── Records supplied

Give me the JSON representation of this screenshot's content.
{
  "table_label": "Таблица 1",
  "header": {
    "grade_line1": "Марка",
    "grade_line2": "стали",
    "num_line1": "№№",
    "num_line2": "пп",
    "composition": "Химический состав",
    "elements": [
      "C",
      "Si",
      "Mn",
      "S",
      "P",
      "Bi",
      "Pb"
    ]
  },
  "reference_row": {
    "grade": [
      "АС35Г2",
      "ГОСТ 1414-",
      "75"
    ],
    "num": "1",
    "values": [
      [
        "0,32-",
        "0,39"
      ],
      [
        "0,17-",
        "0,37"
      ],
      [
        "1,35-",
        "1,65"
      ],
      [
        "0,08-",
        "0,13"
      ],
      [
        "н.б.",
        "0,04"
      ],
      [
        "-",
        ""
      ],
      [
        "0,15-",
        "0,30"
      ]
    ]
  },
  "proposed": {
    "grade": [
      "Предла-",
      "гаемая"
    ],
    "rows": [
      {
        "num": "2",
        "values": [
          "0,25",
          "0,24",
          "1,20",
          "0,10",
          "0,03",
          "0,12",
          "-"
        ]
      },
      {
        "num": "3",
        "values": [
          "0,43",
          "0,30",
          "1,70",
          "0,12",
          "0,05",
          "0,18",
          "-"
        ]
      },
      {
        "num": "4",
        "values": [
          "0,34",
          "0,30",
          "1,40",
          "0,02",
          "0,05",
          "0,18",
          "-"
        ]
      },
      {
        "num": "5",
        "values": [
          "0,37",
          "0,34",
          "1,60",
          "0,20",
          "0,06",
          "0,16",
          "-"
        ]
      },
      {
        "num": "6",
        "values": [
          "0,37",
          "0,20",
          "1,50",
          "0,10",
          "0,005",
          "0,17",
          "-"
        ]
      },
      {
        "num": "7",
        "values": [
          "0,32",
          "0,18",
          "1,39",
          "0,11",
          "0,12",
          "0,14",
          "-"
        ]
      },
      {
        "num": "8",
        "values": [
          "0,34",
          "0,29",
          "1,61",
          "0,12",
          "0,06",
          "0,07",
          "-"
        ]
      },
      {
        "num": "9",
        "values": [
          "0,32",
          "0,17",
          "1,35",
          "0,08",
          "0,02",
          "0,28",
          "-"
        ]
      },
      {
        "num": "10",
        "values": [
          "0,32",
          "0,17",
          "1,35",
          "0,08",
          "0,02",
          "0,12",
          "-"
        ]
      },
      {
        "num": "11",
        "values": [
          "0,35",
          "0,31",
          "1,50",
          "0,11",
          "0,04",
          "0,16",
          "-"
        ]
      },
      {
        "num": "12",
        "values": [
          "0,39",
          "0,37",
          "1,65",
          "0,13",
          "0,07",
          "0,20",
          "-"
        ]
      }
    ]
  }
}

────

## The request
All of the entries above should be written out again exactly.

## The result
Give me the JSON representation of this screenshot's content.
{
  "table_label": "Таблица 1",
  "header": {
    "grade_line1": "Марка",
    "grade_line2": "стали",
    "num_line1": "№№",
    "num_line2": "пп",
    "composition": "Химический состав",
    "elements": [
      "C",
      "Si",
      "Mn",
      "S",
      "P",
      "Bi",
      "Pb"
    ]
  },
  "reference_row": {
    "grade": [
      "АС35Г2",
      "ГОСТ 1414-",
      "75"
    ],
    "num": "1",
    "values": [
      [
        "0,32-",
        "0,39"
      ],
      [
        "0,17-",
        "0,37"
      ],
      [
        "1,35-",
        "1,65"
      ],
      [
        "0,08-",
        "0,13"
      ],
      [
        "н.б.",
        "0,04"
      ],
      [
        "-",
        ""
      ],
      [
        "0,15-",
        "0,30"
      ]
    ]
  },
  "proposed": {
    "grade": [
      "Предла-",
      "гаемая"
    ],
    "rows": [
      {
        "num": "2",
        "values": [
          "0,25",
          "0,24",
          "1,20",
          "0,10",
          "0,03",
          "0,12",
          "-"
        ]
      },
      {
        "num": "3",
        "values": [
          "0,43",
          "0,30",
          "1,70",
          "0,12",
          "0,05",
          "0,18",
          "-"
        ]
      },
      {
        "num": "4",
        "values": [
          "0,34",
          "0,30",
          "1,40",
          "0,02",
          "0,05",
          "0,18",
          "-"
        ]
      },
      {
        "num": "5",
        "values": [
          "0,37",
          "0,34",
          "1,60",
          "0,20",
          "0,06",
          "0,16",
          "-"
        ]
      },
      {
        "num": "6",
        "values": [
          "0,37",
          "0,20",
          "1,50",
          "0,10",
          "0,005",
          "0,17",
          "-"
        ]
      },
      {
        "num": "7",
        "values": [
          "0,32",
          "0,18",
          "1,39",
          "0,11",
          "0,12",
          "0,14",
          "-"
        ]
      },
      {
        "num": "8",
        "values": [
          "0,34",
          "0,29",
          "1,61",
          "0,12",
          "0,06",
          "0,07",
          "-"
        ]
      },
      {
        "num": "9",
        "values": [
          "0,32",
          "0,17",
          "1,35",
          "0,08",
          "0,02",
          "0,28",
          "-"
        ]
      },
      {
        "num": "10",
        "values": [
          "0,32",
          "0,17",
          "1,35",
          "0,08",
          "0,02",
          "0,12",
          "-"
        ]
      },
      {
        "num": "11",
        "values": [
          "0,35",
          "0,31",
          "1,50",
          "0,11",
          "0,04",
          "0,16",
          "-"
        ]
      },
      {
        "num": "12",
        "values": [
          "0,39",
          "0,37",
          "1,65",
          "0,13",
          "0,07",
          "0,20",
          "-"
        ]
      }
    ]
  }
}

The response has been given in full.